# WRITTEN INSTRUCTION
Filter the entries, keeping every line with the word "name".
** Start PROVIDED DATA **
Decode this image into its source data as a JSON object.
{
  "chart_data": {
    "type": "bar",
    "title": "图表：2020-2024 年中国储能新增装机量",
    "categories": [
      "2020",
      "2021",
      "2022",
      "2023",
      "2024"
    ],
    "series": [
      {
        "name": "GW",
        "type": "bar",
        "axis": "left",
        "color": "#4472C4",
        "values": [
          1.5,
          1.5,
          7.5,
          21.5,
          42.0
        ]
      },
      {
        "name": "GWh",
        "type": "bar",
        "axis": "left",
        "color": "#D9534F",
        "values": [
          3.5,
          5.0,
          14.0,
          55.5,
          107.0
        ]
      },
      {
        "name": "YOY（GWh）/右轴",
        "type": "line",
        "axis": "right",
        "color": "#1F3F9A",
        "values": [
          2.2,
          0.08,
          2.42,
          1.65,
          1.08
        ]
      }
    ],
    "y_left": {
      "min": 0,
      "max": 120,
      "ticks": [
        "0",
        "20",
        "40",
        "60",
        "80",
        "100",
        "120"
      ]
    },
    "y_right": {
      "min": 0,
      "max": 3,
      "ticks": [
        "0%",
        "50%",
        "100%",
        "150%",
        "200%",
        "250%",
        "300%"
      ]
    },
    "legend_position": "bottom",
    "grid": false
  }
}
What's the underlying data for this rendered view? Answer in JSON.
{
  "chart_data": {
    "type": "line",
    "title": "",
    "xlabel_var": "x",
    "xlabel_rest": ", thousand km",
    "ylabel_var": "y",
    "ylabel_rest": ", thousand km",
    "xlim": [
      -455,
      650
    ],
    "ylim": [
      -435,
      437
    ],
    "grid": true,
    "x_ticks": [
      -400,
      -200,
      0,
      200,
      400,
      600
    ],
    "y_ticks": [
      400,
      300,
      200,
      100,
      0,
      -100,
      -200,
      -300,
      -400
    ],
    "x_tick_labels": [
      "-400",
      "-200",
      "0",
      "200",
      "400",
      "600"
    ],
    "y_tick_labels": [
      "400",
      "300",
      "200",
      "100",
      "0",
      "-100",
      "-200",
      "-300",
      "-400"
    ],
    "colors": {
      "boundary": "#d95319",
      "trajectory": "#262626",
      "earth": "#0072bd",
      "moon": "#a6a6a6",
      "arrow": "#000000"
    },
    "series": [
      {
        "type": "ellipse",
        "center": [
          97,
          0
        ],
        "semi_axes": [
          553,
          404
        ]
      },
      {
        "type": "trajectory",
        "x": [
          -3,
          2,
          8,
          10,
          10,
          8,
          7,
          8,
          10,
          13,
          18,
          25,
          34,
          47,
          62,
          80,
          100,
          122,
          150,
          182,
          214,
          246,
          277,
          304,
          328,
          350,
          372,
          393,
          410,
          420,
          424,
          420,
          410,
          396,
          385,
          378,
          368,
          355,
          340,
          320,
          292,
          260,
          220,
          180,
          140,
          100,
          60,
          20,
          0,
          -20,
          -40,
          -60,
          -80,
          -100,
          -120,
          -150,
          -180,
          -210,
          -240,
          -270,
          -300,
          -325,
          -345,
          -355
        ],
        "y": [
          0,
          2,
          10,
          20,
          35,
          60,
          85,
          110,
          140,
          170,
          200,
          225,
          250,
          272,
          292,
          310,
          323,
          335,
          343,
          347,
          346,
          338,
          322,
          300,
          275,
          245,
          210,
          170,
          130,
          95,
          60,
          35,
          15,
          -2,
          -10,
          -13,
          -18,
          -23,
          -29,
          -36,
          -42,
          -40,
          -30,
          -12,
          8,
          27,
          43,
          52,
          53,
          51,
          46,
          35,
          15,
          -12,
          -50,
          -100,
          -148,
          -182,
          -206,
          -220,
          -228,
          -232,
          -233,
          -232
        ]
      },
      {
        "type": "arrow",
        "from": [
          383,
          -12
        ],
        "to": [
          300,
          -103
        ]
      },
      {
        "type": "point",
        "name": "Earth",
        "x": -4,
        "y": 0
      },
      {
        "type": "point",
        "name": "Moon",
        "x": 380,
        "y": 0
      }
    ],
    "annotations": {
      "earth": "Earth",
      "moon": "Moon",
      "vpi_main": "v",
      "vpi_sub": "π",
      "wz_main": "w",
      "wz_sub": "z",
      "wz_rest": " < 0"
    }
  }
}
** End PROVIDED DATA **
# ANSWER
        "name": "GW",
        "name": "GWh",
        "name": "YOY（GWh）/右轴",
        "name": "Earth",
        "name": "Moon",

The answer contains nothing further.